(Collected data)
◇ ◇ ◇ ◇ ◇

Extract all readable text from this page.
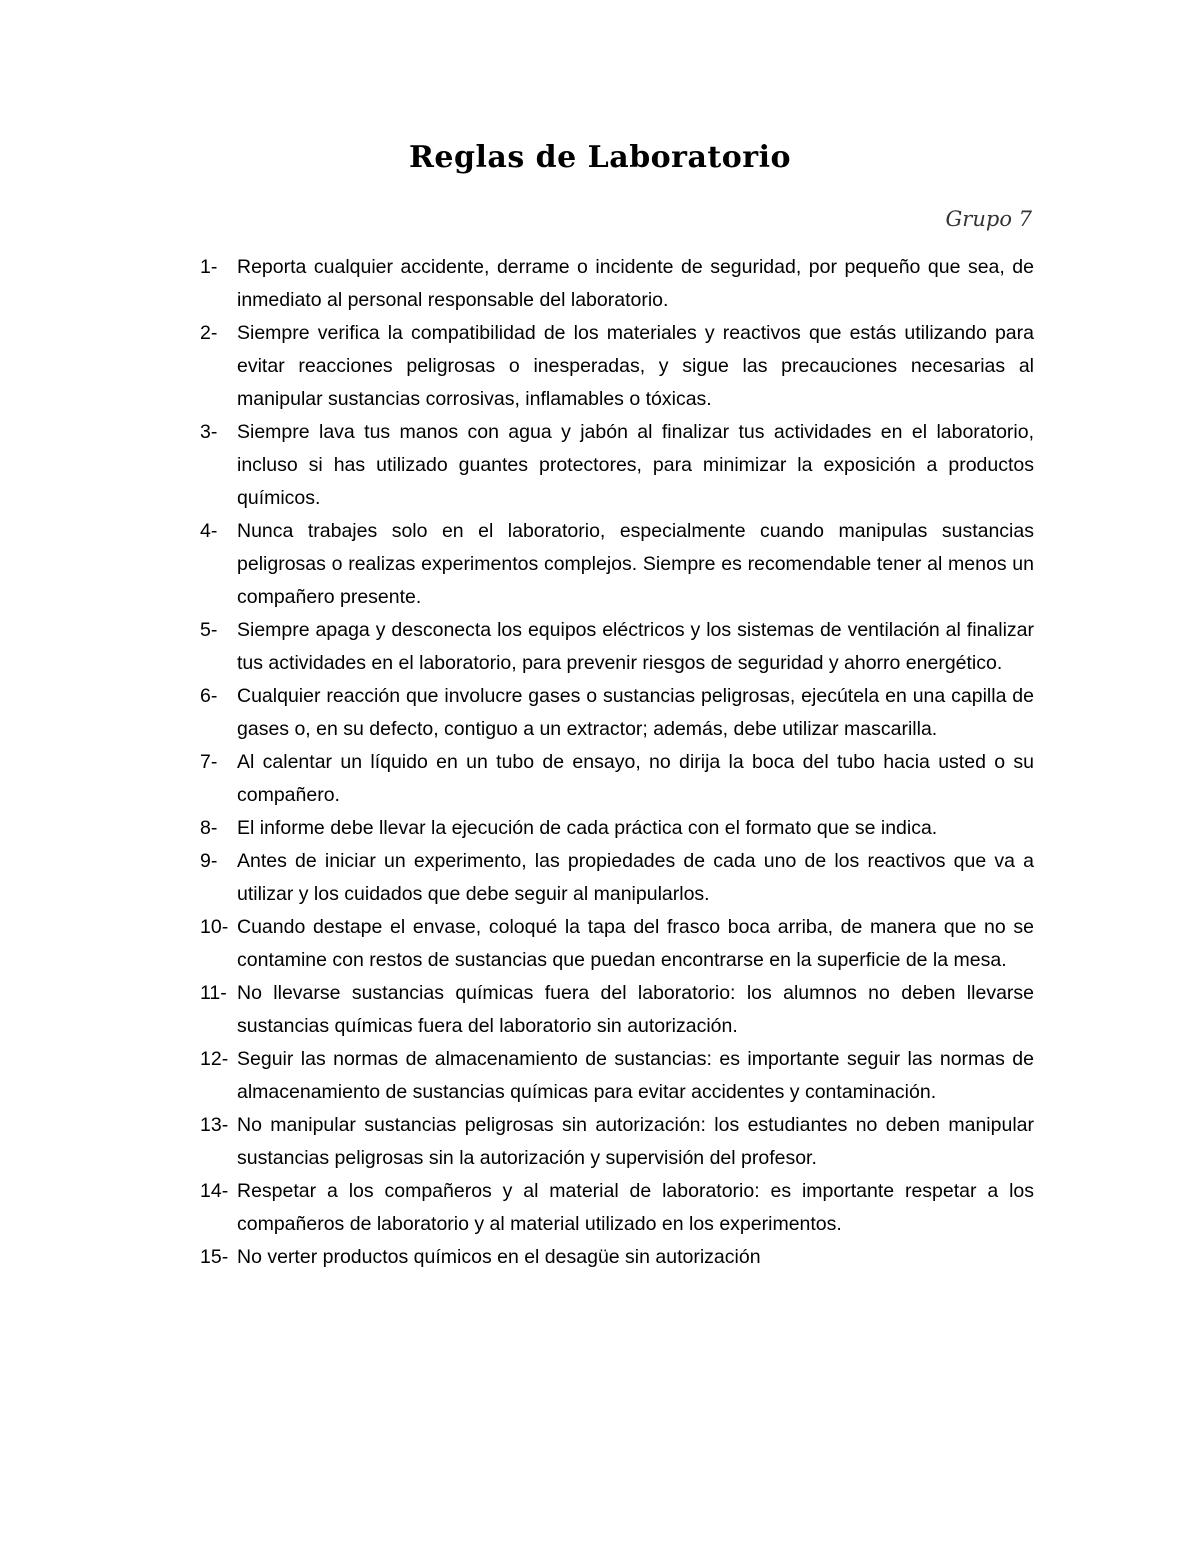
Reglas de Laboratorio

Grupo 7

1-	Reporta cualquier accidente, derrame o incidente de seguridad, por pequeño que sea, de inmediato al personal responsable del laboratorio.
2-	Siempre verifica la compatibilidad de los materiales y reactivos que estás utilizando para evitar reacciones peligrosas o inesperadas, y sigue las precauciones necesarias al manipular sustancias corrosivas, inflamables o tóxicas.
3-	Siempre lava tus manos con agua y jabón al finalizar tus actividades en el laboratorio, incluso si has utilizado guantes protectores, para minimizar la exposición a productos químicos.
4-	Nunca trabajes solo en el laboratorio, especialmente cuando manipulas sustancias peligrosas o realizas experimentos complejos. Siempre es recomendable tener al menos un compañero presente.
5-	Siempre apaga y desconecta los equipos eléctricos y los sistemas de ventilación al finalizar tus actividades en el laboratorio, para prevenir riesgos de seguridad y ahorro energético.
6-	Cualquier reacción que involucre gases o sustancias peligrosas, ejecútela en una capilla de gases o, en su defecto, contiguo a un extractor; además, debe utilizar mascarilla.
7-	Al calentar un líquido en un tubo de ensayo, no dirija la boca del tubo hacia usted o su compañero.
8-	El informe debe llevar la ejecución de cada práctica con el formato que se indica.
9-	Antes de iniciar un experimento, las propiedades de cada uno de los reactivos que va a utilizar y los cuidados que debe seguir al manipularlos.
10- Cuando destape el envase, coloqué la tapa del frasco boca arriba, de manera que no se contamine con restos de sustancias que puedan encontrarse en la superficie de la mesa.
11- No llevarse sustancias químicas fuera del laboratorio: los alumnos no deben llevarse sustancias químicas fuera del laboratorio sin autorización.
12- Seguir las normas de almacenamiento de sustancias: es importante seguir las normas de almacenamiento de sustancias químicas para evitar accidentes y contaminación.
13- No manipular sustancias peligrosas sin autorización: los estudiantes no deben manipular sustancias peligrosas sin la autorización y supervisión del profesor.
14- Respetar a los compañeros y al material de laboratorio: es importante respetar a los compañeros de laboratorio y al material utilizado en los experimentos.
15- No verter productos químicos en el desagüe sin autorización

◇ ◇ ◇ ◇ ◇

*What needs to be done:*
Indicate how many lines of the material contain the string "reactivos", giving the number and nothing more.

*Task response:*
2